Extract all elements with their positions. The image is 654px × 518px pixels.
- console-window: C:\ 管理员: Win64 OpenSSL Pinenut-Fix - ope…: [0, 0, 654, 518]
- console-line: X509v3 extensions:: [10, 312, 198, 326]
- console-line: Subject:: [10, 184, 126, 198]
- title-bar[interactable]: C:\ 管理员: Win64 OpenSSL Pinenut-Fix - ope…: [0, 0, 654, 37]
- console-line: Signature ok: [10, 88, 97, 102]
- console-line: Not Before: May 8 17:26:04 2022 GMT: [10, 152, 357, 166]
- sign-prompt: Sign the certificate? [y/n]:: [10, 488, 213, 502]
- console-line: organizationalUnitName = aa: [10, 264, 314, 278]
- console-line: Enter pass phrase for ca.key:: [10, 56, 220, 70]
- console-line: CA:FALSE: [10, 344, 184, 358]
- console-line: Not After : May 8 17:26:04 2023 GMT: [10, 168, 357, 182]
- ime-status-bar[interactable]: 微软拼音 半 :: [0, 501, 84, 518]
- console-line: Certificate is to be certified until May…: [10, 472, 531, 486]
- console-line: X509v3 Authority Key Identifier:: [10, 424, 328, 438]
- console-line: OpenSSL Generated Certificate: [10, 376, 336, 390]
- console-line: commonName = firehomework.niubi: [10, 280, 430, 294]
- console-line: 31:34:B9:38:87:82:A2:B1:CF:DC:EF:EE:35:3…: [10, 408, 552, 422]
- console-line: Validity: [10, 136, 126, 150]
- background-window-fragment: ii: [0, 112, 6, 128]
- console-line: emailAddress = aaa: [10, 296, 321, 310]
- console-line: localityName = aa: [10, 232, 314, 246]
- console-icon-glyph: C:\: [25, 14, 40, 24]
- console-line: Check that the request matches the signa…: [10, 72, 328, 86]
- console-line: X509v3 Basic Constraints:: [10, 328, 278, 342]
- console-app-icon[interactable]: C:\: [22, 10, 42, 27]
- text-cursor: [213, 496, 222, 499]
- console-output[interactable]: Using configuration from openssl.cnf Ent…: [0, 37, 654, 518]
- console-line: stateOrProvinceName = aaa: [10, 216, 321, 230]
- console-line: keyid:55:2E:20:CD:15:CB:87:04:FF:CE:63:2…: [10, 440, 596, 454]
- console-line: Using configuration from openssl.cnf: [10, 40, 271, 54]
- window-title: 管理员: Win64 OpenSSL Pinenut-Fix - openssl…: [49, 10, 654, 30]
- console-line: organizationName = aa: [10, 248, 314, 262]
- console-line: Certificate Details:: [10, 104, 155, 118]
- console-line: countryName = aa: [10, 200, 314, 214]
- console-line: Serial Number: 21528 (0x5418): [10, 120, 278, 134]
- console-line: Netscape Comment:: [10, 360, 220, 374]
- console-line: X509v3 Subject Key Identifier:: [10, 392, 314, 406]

■ ■ ■ ■ ■

> The problem:
Reproduce every line of the material above without changing a single character.

> Result for this task:
Extract all elements with their positions. The image is 654px × 518px pixels.
- console-window: C:\ 管理员: Win64 OpenSSL Pinenut-Fix - ope…: [0, 0, 654, 518]
- console-line: X509v3 extensions:: [10, 312, 198, 326]
- console-line: Subject:: [10, 184, 126, 198]
- title-bar[interactable]: C:\ 管理员: Win64 OpenSSL Pinenut-Fix - ope…: [0, 0, 654, 37]
- console-line: Signature ok: [10, 88, 97, 102]
- console-line: Not Before: May 8 17:26:04 2022 GMT: [10, 152, 357, 166]
- sign-prompt: Sign the certificate? [y/n]:: [10, 488, 213, 502]
- console-line: organizationalUnitName = aa: [10, 264, 314, 278]
- console-line: Enter pass phrase for ca.key:: [10, 56, 220, 70]
- console-line: CA:FALSE: [10, 344, 184, 358]
- console-line: Not After : May 8 17:26:04 2023 GMT: [10, 168, 357, 182]
- ime-status-bar[interactable]: 微软拼音 半 :: [0, 501, 84, 518]
- console-line: Certificate is to be certified until May…: [10, 472, 531, 486]
- console-line: X509v3 Authority Key Identifier:: [10, 424, 328, 438]
- console-line: OpenSSL Generated Certificate: [10, 376, 336, 390]
- console-line: commonName = firehomework.niubi: [10, 280, 430, 294]
- console-line: 31:34:B9:38:87:82:A2:B1:CF:DC:EF:EE:35:3…: [10, 408, 552, 422]
- console-line: Validity: [10, 136, 126, 150]
- background-window-fragment: ii: [0, 112, 6, 128]
- console-line: emailAddress = aaa: [10, 296, 321, 310]
- console-line: localityName = aa: [10, 232, 314, 246]
- console-icon-glyph: C:\: [25, 14, 40, 24]
- console-line: Check that the request matches the signa…: [10, 72, 328, 86]
- console-line: X509v3 Basic Constraints:: [10, 328, 278, 342]
- console-app-icon[interactable]: C:\: [22, 10, 42, 27]
- text-cursor: [213, 496, 222, 499]
- console-output[interactable]: Using configuration from openssl.cnf Ent…: [0, 37, 654, 518]
- console-line: stateOrProvinceName = aaa: [10, 216, 321, 230]
- console-line: keyid:55:2E:20:CD:15:CB:87:04:FF:CE:63:2…: [10, 440, 596, 454]
- console-line: Using configuration from openssl.cnf: [10, 40, 271, 54]
- window-title: 管理员: Win64 OpenSSL Pinenut-Fix - openssl…: [49, 10, 654, 30]
- console-line: organizationName = aa: [10, 248, 314, 262]
- console-line: Certificate Details:: [10, 104, 155, 118]
- console-line: countryName = aa: [10, 200, 314, 214]
- console-line: Serial Number: 21528 (0x5418): [10, 120, 278, 134]
- console-line: Netscape Comment:: [10, 360, 220, 374]
- console-line: X509v3 Subject Key Identifier:: [10, 392, 314, 406]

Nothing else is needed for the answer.